:: WHAT YOU SHOULD DO ::
Comb through the entries for "name" and pull out each line that holds it.
++++
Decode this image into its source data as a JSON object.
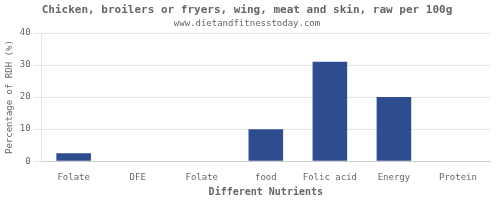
{
  "chart_data": {
    "type": "bar",
    "title": "Chicken, broilers or fryers, wing, meat and skin, raw per 100g",
    "subtitle": "www.dietandfitnesstoday.com",
    "xlabel": "Different Nutrients",
    "ylabel": "Percentage of RDH (%)",
    "categories": [
      "Folate",
      "DFE",
      "Folate",
      "food",
      "Folic acid",
      "Energy",
      "Protein"
    ],
    "values": [
      2.5,
      0,
      0,
      10,
      31,
      20,
      0
    ],
    "color": "#2e4d8e",
    "ylim": [
      0,
      40
    ],
    "yticks": [
      0,
      10,
      20,
      30,
      40
    ],
    "grid": true
  }
}
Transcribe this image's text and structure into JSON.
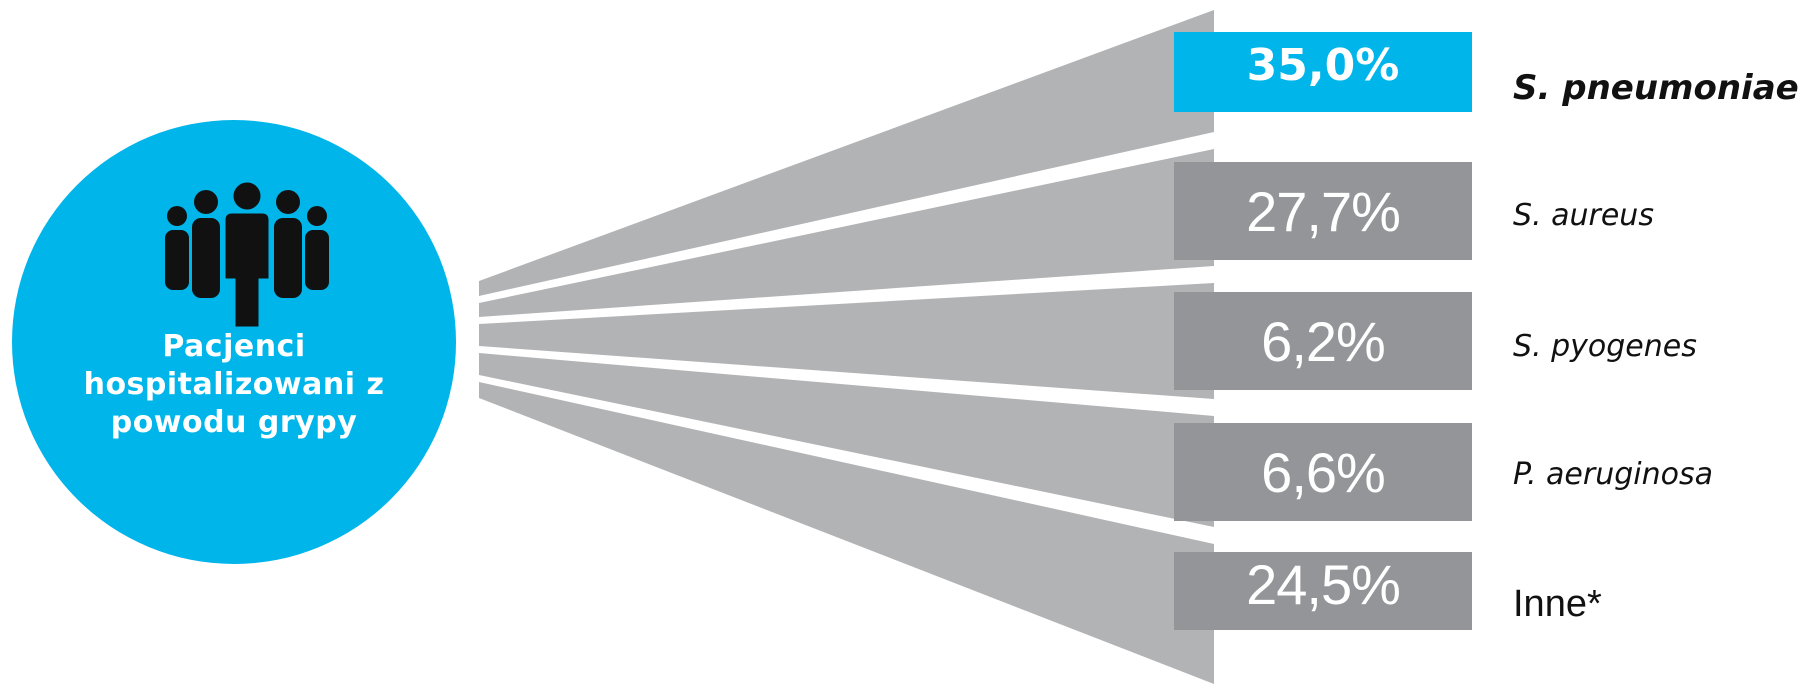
{
  "diagram": {
    "circle": {
      "label_lines": [
        "Pacjenci",
        "hospitalizowani z",
        "powodu grypy"
      ],
      "icon": "people-group-icon",
      "color": "#00b5ea"
    },
    "fan_color": "#b2b3b5",
    "box_color": "#939598",
    "highlight_color": "#00b5ea",
    "rows": [
      {
        "value": "35,0%",
        "label": "S. pneumoniae"
      },
      {
        "value": "27,7%",
        "label": "S. aureus"
      },
      {
        "value": "6,2%",
        "label": "S. pyogenes"
      },
      {
        "value": "6,6%",
        "label": "P. aeruginosa"
      },
      {
        "value": "24,5%",
        "label": "Inne*"
      }
    ]
  }
}
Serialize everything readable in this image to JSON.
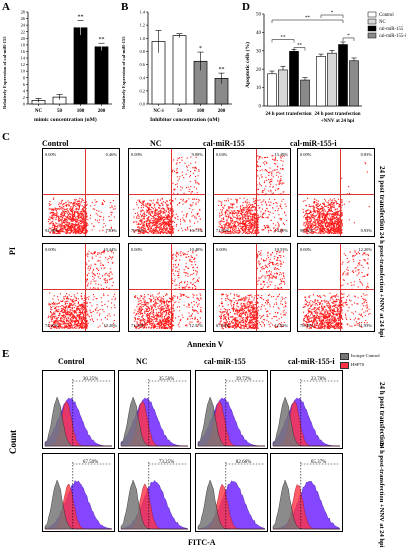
{
  "panels": {
    "A": {
      "label": "A",
      "ylabel": "Relatively Expression of cal-miR-155",
      "xlabel": "mimic concentration (nM)",
      "ytick_labels": [
        "0",
        "2",
        "4",
        "6",
        "8",
        "10",
        "12",
        "14",
        "16",
        "18",
        "20",
        "22",
        "24",
        "26",
        "28"
      ],
      "categories": [
        "NC",
        "50",
        "100",
        "200"
      ],
      "sig": [
        "**",
        "**"
      ]
    },
    "B": {
      "label": "B",
      "ylabel": "Relatively Expression of cal-miR-155",
      "xlabel": "Inhibitor concentration (nM)",
      "ytick_labels": [
        "0.0",
        "0.2",
        "0.4",
        "0.6",
        "0.8",
        "1.0",
        "1.2",
        "1.4"
      ],
      "categories": [
        "NC-i",
        "50",
        "100",
        "200"
      ],
      "sig": [
        "*",
        "**"
      ]
    },
    "D": {
      "label": "D",
      "ylabel": "Apoptotic cells (%)",
      "ytick_labels": [
        "0",
        "10",
        "20",
        "30",
        "40",
        "50"
      ],
      "groups": [
        "24 h post transfection",
        "24 h post transfection +NNV at 24 hpi"
      ],
      "legend": [
        "Control",
        "NC",
        "cal-miR-155",
        "cal-miR-155-i"
      ],
      "sig": [
        "**",
        "**",
        "**",
        "*",
        "*"
      ]
    },
    "C": {
      "label": "C",
      "columns": [
        "Control",
        "NC",
        "cal-miR-155",
        "cal-miR-155-i"
      ],
      "rows": [
        "24 h post transfection",
        "24 h post-transfection +NNV at 24 hpi"
      ],
      "ylabel": "PI",
      "xlabel": "Annexin V",
      "quadrants": [
        [
          [
            "0.00%",
            "0.46%",
            "92.58%",
            "7.03%"
          ],
          [
            "0.00%",
            "9.08%",
            "79.35%",
            "10.73%"
          ],
          [
            "0.04%",
            "13.49%",
            "71.83%",
            "14.60%"
          ],
          [
            "0.00%",
            "0.83%",
            "98.32%",
            "0.93%"
          ]
        ],
        [
          [
            "0.00%",
            "10.44%",
            "74.20%",
            "10.20%"
          ],
          [
            "0.00%",
            "10.48%",
            "71.93%",
            "12.57%"
          ],
          [
            "0.00%",
            "19.53%",
            "67.04%",
            "12.83%"
          ],
          [
            "0.00%",
            "12.20%",
            "76.08%",
            "11.93%"
          ]
        ]
      ]
    },
    "E": {
      "label": "E",
      "columns": [
        "Control",
        "NC",
        "cal-miR-155",
        "cal-miR-155-i"
      ],
      "rows": [
        "24 h post transfection",
        "24 h post-transfection +NNV at 24 hpi"
      ],
      "ylabel": "Count",
      "xlabel": "FITC-A",
      "legend": [
        "Isotype Control",
        "HSP70"
      ],
      "percents": [
        [
          "30.25%",
          "35.56%",
          "39.72%",
          "23.78%"
        ],
        [
          "67.50%",
          "73.25%",
          "82.66%",
          "65.37%"
        ]
      ]
    }
  },
  "chart_data": [
    {
      "type": "bar",
      "panel": "A",
      "categories": [
        "NC",
        "50",
        "100",
        "200"
      ],
      "values": [
        1.1,
        2.1,
        23.2,
        17.4
      ],
      "errors": [
        0.6,
        0.8,
        2.2,
        1.1
      ],
      "ylim": [
        0,
        28
      ],
      "xlabel": "mimic concentration (nM)",
      "ylabel": "Relatively Expression of cal-miR-155"
    },
    {
      "type": "bar",
      "panel": "B",
      "categories": [
        "NC-i",
        "50",
        "100",
        "200"
      ],
      "values": [
        0.95,
        1.04,
        0.65,
        0.39
      ],
      "errors": [
        0.17,
        0.03,
        0.14,
        0.08
      ],
      "ylim": [
        0,
        1.4
      ],
      "xlabel": "Inhibitor concentration (nM)",
      "ylabel": "Relatively Expression of cal-miR-155"
    },
    {
      "type": "bar",
      "panel": "D",
      "categories": [
        "24 h post transfection",
        "24 h post transfection +NNV at 24 hpi"
      ],
      "series": [
        {
          "name": "Control",
          "values": [
            17.5,
            27.0
          ],
          "errors": [
            1.5,
            1.2
          ]
        },
        {
          "name": "NC",
          "values": [
            19.6,
            28.7
          ],
          "errors": [
            2.0,
            1.5
          ]
        },
        {
          "name": "cal-miR-155",
          "values": [
            29.7,
            33.4
          ],
          "errors": [
            1.0,
            1.4
          ]
        },
        {
          "name": "cal-miR-155-i",
          "values": [
            14.1,
            24.6
          ],
          "errors": [
            1.3,
            1.5
          ]
        }
      ],
      "ylim": [
        0,
        50
      ],
      "ylabel": "Apoptotic cells (%)"
    }
  ],
  "colors": {
    "gate": "#dd3333",
    "dots": "#ff1a1a",
    "iso": "#777777",
    "hsp": "#7733ff",
    "hsp2": "#ff3344",
    "barWhite": "#ffffff",
    "barLight": "#d8d8d8",
    "barBlack": "#000000",
    "barGray": "#8a8a8a"
  }
}
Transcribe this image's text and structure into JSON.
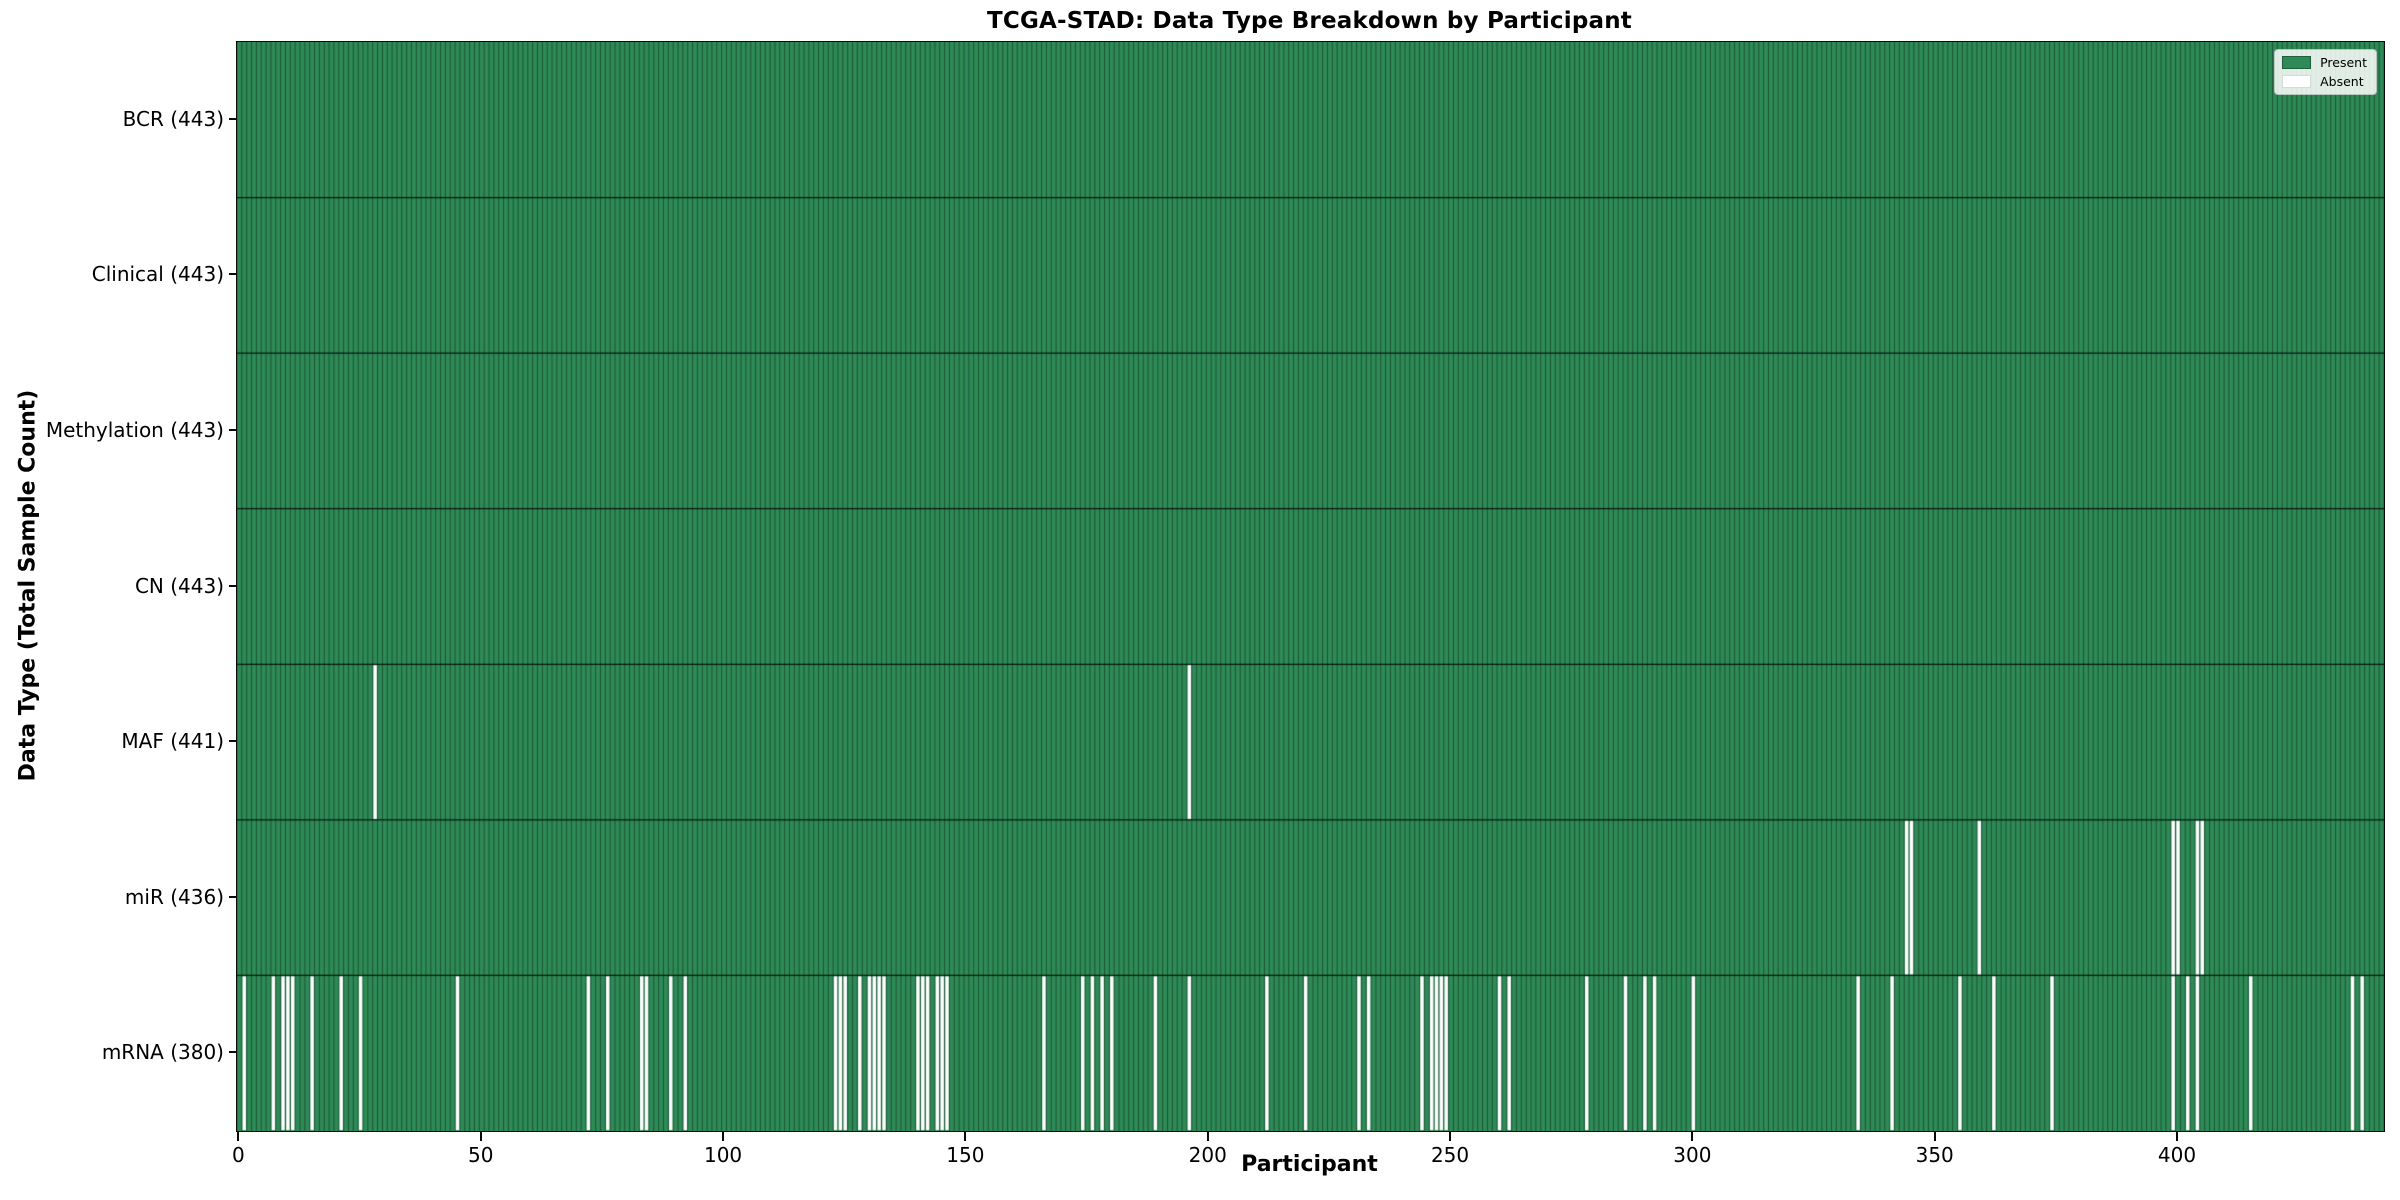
++++
:: RESULT OF THIS TASK ::
          "name": "Control",
          "name": "NC",
          "name": "cal-miR-155",
          "name": "cal-miR-155-i",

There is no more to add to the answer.